Task details: Out of the lines below, please list those that hold the string "direcţia".

Supplied material:
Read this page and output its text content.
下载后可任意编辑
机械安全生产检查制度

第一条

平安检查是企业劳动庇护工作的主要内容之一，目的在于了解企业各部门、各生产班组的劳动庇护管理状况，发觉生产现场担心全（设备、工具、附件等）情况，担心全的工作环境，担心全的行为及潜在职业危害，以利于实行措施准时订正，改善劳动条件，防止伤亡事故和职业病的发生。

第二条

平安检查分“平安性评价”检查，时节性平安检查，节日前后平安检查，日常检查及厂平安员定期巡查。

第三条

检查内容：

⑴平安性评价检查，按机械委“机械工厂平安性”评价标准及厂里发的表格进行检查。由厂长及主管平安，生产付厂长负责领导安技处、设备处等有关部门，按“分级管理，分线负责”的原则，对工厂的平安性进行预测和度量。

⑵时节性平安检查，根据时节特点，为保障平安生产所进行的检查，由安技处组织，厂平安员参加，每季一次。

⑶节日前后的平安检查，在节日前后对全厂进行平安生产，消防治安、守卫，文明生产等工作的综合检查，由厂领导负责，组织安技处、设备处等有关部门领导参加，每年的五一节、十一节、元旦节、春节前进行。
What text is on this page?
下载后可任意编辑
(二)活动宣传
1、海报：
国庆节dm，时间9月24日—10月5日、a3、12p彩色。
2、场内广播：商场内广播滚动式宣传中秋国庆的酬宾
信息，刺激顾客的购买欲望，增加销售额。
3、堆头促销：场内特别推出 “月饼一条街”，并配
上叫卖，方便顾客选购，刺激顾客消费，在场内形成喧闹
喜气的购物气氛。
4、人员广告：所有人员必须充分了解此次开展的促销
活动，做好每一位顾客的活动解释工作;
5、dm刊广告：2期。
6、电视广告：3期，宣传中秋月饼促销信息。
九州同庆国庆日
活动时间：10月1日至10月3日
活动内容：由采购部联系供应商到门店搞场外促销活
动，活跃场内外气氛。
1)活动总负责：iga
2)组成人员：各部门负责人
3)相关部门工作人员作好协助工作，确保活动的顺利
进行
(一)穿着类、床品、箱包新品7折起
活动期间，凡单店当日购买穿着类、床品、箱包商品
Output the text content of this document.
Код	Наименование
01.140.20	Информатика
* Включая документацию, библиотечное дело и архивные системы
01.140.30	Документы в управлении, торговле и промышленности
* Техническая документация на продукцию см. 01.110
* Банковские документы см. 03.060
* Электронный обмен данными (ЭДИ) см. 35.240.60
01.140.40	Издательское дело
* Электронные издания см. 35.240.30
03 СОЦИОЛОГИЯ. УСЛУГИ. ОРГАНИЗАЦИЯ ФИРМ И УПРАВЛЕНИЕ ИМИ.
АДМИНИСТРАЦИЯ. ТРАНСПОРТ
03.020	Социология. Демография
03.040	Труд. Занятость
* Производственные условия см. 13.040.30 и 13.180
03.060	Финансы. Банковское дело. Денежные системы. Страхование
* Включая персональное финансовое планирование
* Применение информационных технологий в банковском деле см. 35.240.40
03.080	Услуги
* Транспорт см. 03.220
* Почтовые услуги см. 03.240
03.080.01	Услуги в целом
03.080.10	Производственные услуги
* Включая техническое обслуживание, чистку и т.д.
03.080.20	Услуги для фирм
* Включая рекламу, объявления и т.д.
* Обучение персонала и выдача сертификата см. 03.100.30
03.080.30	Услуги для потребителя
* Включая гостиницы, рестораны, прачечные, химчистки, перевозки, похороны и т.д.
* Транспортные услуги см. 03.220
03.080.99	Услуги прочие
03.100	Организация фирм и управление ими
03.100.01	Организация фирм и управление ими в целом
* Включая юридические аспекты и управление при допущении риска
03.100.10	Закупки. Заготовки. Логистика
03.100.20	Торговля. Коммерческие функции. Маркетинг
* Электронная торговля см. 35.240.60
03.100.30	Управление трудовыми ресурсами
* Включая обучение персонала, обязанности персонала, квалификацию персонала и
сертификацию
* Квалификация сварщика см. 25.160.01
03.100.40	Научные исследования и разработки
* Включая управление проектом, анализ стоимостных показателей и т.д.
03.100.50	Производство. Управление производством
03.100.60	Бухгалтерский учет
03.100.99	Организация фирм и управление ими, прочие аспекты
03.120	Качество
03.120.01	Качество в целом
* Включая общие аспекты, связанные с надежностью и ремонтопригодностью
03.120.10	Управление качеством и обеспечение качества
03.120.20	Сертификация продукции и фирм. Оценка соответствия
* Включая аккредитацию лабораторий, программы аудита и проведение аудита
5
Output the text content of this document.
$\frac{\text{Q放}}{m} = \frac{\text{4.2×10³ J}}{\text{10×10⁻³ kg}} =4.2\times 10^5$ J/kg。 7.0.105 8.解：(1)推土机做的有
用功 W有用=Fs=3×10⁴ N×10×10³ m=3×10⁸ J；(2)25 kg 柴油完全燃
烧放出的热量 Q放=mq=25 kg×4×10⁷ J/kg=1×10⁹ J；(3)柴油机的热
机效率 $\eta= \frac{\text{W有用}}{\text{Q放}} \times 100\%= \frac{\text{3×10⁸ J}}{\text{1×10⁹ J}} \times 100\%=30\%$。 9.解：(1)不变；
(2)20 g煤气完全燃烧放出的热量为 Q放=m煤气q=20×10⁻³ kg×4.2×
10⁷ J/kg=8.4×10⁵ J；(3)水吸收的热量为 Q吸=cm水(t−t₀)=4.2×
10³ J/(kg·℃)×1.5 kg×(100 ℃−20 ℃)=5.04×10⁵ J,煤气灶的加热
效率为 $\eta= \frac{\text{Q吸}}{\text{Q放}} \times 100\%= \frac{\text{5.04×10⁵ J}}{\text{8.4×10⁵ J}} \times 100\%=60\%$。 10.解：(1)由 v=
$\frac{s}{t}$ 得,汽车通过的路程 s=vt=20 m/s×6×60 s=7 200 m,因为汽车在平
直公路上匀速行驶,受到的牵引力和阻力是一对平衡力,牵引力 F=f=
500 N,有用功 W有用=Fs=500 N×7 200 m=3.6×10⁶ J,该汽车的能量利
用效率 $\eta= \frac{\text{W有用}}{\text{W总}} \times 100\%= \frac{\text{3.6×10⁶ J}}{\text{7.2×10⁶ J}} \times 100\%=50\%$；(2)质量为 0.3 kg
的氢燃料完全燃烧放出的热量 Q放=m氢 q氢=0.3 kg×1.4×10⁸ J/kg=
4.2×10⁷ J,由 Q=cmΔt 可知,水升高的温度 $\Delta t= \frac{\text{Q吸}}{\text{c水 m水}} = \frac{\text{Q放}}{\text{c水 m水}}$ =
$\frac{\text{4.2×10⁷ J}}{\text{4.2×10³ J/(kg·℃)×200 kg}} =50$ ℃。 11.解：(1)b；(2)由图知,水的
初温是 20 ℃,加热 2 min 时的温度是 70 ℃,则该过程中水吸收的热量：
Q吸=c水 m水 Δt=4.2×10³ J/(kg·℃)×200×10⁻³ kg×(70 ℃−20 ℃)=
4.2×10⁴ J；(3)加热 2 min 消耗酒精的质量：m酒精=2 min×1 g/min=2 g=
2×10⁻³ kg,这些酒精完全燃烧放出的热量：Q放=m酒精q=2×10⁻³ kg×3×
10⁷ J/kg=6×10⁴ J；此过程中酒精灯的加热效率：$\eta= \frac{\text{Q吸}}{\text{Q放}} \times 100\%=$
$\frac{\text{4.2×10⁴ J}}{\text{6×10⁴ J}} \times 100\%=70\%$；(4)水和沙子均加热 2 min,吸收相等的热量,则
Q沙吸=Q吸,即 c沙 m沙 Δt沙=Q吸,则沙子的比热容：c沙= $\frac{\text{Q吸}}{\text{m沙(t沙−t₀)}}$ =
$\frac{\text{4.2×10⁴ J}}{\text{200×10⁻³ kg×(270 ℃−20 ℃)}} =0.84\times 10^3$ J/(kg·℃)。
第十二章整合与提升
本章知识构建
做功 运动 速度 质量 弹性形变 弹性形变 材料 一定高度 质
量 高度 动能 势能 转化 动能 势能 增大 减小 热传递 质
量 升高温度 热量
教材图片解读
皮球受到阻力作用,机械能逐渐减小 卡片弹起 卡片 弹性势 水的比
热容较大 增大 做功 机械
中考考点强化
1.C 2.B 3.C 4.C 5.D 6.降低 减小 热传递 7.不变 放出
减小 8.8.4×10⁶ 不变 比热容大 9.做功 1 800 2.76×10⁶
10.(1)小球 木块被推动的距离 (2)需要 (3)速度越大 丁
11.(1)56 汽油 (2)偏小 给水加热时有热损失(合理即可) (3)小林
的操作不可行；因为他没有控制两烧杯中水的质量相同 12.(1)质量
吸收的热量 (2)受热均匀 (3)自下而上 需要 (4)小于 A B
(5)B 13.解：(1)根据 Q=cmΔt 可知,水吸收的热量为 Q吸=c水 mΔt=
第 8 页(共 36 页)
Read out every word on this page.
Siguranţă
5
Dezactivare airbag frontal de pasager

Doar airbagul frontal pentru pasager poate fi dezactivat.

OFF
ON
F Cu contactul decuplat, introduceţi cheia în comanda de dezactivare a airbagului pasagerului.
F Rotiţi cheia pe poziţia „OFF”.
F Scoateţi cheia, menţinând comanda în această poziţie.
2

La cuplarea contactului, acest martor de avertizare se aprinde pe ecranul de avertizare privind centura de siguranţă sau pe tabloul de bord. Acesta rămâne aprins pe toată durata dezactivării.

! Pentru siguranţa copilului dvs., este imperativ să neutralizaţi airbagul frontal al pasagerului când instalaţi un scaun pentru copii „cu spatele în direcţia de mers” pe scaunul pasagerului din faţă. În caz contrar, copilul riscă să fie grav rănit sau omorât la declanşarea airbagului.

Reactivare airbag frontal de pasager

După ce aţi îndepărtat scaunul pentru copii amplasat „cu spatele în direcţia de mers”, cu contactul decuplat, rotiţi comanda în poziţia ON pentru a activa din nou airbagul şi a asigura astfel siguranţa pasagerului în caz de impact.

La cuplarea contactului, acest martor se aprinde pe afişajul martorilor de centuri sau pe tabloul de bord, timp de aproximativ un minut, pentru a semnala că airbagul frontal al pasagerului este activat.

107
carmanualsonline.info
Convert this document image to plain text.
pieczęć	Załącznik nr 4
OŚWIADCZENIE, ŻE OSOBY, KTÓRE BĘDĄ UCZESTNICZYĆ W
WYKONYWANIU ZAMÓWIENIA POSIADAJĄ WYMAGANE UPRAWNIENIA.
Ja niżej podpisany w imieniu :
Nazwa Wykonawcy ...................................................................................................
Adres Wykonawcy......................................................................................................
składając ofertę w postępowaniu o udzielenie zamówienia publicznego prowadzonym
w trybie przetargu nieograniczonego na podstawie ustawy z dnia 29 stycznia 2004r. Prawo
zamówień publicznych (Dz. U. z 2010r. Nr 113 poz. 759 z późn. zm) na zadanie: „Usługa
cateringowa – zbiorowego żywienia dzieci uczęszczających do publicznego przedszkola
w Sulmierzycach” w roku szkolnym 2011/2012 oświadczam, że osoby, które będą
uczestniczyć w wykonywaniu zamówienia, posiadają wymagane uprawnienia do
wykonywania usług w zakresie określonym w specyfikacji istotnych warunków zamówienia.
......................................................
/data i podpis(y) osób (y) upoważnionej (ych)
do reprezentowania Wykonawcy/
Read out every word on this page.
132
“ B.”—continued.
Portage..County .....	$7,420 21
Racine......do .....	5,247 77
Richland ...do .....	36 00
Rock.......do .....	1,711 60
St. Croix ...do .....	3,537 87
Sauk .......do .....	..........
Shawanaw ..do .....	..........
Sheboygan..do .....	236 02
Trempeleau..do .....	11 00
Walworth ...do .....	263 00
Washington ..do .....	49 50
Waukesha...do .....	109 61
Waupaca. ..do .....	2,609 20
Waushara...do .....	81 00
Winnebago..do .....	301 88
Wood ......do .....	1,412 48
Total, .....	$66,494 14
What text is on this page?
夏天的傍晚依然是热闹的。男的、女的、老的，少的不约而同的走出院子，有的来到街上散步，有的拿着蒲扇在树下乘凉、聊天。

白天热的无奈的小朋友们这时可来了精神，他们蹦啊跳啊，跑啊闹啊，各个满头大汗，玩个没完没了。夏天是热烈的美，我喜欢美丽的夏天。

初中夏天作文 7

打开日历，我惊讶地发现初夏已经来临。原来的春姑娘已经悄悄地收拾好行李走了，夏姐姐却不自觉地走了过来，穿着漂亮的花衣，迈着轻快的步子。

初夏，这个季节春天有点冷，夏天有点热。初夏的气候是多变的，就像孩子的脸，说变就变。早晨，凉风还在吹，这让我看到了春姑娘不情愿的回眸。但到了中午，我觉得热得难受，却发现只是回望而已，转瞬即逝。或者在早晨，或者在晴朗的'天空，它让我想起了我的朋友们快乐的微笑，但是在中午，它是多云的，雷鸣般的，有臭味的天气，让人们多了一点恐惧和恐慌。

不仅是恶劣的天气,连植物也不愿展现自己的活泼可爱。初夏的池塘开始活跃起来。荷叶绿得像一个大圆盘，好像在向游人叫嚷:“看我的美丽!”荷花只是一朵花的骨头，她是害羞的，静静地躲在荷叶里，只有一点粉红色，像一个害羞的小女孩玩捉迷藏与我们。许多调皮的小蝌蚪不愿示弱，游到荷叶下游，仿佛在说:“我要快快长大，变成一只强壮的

Solution:
! Pentru siguranţa copilului dvs., este imperativ să neutralizaţi airbagul frontal al pasagerului când instalaţi un scaun pentru copii „cu spatele în direcţia de mers” pe scaunul pasagerului din faţă. În caz contrar, copilul riscă să fie grav rănit sau omorât la declanşarea airbagului.
După ce aţi îndepărtat scaunul pentru copii amplasat „cu spatele în direcţia de mers”, cu contactul decuplat, rotiţi comanda în poziţia ON pentru a activa din nou airbagul şi a asigura astfel siguranţa pasagerului în caz de impact.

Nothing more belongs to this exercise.